■ STORED ROWS
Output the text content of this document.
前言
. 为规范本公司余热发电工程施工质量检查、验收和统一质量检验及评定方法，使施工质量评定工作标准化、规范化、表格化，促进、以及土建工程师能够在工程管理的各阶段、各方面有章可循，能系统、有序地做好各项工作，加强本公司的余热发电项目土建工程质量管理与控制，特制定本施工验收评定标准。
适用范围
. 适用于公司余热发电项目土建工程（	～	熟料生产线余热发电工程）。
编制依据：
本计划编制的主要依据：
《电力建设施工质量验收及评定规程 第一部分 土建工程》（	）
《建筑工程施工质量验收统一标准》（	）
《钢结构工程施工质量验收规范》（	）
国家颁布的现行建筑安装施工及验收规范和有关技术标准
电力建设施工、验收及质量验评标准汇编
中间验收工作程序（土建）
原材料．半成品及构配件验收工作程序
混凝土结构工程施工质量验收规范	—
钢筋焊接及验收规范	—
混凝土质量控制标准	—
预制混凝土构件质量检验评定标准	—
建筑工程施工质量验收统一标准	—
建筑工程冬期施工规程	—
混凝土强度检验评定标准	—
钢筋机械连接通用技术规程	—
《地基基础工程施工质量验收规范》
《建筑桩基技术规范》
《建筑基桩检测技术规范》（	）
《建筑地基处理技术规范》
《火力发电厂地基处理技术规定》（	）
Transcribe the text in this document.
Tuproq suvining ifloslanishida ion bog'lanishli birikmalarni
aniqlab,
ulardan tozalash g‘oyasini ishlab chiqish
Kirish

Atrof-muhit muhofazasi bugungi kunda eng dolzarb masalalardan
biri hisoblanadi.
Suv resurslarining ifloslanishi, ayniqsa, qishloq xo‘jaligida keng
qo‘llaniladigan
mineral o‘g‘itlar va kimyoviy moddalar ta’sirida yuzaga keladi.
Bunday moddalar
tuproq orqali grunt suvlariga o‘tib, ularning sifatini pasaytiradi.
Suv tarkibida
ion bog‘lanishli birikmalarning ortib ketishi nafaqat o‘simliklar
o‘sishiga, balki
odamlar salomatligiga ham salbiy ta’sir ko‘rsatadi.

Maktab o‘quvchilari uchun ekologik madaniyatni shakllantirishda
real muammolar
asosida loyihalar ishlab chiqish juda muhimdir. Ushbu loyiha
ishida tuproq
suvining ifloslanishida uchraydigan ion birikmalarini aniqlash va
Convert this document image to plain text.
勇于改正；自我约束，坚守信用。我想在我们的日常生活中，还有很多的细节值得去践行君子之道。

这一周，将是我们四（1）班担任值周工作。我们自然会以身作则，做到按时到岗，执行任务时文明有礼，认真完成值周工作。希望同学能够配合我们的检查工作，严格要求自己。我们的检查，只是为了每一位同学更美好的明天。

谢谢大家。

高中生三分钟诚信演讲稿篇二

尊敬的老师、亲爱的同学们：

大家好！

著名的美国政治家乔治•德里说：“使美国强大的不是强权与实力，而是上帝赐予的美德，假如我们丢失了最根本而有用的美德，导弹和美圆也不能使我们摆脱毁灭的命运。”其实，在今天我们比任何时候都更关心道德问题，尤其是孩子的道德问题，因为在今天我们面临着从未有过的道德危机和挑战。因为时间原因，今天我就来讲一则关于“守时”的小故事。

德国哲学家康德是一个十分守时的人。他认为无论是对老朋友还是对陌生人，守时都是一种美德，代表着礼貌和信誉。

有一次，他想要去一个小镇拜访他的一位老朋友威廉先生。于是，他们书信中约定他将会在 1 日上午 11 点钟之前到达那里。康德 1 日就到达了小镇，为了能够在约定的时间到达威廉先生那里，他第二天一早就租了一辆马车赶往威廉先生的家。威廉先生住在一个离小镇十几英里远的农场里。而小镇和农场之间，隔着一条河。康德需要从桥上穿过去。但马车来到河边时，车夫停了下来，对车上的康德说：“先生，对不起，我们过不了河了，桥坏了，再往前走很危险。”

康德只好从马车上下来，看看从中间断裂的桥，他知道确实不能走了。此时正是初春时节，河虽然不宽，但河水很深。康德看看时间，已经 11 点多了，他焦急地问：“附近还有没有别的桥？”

■ REQUIREMENT
Your task is to transcribe the listing above in full, exactly as given.

■ THE SOLUTION
Output the text content of this document.
前言
. 为规范本公司余热发电工程施工质量检查、验收和统一质量检验及评定方法，使施工质量评定工作标准化、规范化、表格化，促进、以及土建工程师能够在工程管理的各阶段、各方面有章可循，能系统、有序地做好各项工作，加强本公司的余热发电项目土建工程质量管理与控制，特制定本施工验收评定标准。
适用范围
. 适用于公司余热发电项目土建工程（	～	熟料生产线余热发电工程）。
编制依据：
本计划编制的主要依据：
《电力建设施工质量验收及评定规程 第一部分 土建工程》（	）
《建筑工程施工质量验收统一标准》（	）
《钢结构工程施工质量验收规范》（	）
国家颁布的现行建筑安装施工及验收规范和有关技术标准
电力建设施工、验收及质量验评标准汇编
中间验收工作程序（土建）
原材料．半成品及构配件验收工作程序
混凝土结构工程施工质量验收规范	—
钢筋焊接及验收规范	—
混凝土质量控制标准	—
预制混凝土构件质量检验评定标准	—
建筑工程施工质量验收统一标准	—
建筑工程冬期施工规程	—
混凝土强度检验评定标准	—
钢筋机械连接通用技术规程	—
《地基基础工程施工质量验收规范》
《建筑桩基技术规范》
《建筑基桩检测技术规范》（	）
《建筑地基处理技术规范》
《火力发电厂地基处理技术规定》（	）
Transcribe the text in this document.
Tuproq suvining ifloslanishida ion bog'lanishli birikmalarni
aniqlab,
ulardan tozalash g‘oyasini ishlab chiqish
Kirish

Atrof-muhit muhofazasi bugungi kunda eng dolzarb masalalardan
biri hisoblanadi.
Suv resurslarining ifloslanishi, ayniqsa, qishloq xo‘jaligida keng
qo‘llaniladigan
mineral o‘g‘itlar va kimyoviy moddalar ta’sirida yuzaga keladi.
Bunday moddalar
tuproq orqali grunt suvlariga o‘tib, ularning sifatini pasaytiradi.
Suv tarkibida
ion bog‘lanishli birikmalarning ortib ketishi nafaqat o‘simliklar
o‘sishiga, balki
odamlar salomatligiga ham salbiy ta’sir ko‘rsatadi.

Maktab o‘quvchilari uchun ekologik madaniyatni shakllantirishda
real muammolar
asosida loyihalar ishlab chiqish juda muhimdir. Ushbu loyiha
ishida tuproq
suvining ifloslanishida uchraydigan ion birikmalarini aniqlash va
Convert this document image to plain text.
勇于改正；自我约束，坚守信用。我想在我们的日常生活中，还有很多的细节值得去践行君子之道。

这一周，将是我们四（1）班担任值周工作。我们自然会以身作则，做到按时到岗，执行任务时文明有礼，认真完成值周工作。希望同学能够配合我们的检查工作，严格要求自己。我们的检查，只是为了每一位同学更美好的明天。

谢谢大家。

高中生三分钟诚信演讲稿篇二

尊敬的老师、亲爱的同学们：

大家好！

著名的美国政治家乔治•德里说：“使美国强大的不是强权与实力，而是上帝赐予的美德，假如我们丢失了最根本而有用的美德，导弹和美圆也不能使我们摆脱毁灭的命运。”其实，在今天我们比任何时候都更关心道德问题，尤其是孩子的道德问题，因为在今天我们面临着从未有过的道德危机和挑战。因为时间原因，今天我就来讲一则关于“守时”的小故事。

德国哲学家康德是一个十分守时的人。他认为无论是对老朋友还是对陌生人，守时都是一种美德，代表着礼貌和信誉。

有一次，他想要去一个小镇拜访他的一位老朋友威廉先生。于是，他们书信中约定他将会在 1 日上午 11 点钟之前到达那里。康德 1 日就到达了小镇，为了能够在约定的时间到达威廉先生那里，他第二天一早就租了一辆马车赶往威廉先生的家。威廉先生住在一个离小镇十几英里远的农场里。而小镇和农场之间，隔着一条河。康德需要从桥上穿过去。但马车来到河边时，车夫停了下来，对车上的康德说：“先生，对不起，我们过不了河了，桥坏了，再往前走很危险。”

康德只好从马车上下来，看看从中间断裂的桥，他知道确实不能走了。此时正是初春时节，河虽然不宽，但河水很深。康德看看时间，已经 11 点多了，他焦急地问：“附近还有没有别的桥？”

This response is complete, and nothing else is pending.